Collected data entries:
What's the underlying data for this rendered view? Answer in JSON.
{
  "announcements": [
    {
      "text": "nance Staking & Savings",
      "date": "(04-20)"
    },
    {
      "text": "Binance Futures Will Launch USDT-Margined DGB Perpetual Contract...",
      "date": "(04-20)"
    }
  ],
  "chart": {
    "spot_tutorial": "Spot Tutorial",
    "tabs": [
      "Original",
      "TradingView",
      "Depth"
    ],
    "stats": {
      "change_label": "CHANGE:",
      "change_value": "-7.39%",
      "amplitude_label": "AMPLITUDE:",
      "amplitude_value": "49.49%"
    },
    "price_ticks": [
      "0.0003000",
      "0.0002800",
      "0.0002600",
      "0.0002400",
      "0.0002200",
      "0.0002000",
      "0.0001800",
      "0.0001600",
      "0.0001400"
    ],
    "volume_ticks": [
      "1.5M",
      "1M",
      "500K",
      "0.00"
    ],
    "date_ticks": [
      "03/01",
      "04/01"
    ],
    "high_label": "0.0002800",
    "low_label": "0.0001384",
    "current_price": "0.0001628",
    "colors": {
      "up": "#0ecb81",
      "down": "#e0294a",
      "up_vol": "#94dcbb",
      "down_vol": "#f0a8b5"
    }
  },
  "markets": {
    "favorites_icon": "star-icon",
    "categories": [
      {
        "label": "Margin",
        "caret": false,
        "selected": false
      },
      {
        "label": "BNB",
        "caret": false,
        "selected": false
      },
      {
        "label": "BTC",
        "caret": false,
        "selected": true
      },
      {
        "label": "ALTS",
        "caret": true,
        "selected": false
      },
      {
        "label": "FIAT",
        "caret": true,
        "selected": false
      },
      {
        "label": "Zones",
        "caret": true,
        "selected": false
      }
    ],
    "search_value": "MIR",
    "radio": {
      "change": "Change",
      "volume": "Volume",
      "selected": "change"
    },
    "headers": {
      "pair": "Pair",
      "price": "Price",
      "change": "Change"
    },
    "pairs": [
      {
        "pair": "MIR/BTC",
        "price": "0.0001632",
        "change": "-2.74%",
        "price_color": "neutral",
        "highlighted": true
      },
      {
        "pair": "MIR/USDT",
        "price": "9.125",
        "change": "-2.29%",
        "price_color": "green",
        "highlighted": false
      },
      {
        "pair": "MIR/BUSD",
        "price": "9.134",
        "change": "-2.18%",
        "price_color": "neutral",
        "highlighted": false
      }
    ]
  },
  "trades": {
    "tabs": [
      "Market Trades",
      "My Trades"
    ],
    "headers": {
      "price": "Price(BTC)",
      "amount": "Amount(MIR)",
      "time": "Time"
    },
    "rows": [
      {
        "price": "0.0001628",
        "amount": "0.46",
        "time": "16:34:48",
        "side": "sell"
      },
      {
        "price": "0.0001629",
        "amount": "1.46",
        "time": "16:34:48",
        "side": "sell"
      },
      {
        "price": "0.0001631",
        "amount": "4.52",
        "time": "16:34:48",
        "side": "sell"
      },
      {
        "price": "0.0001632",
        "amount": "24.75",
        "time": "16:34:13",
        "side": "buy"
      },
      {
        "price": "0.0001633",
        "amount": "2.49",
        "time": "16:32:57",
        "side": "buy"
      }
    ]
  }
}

- _Exercise details_
Show the lines where the word "text" appears in the entries.

- _Worked solution_
      "text": "nance Staking & Savings",
      "text": "Binance Futures Will Launch USDT-Margined DGB Perpetual Contract...",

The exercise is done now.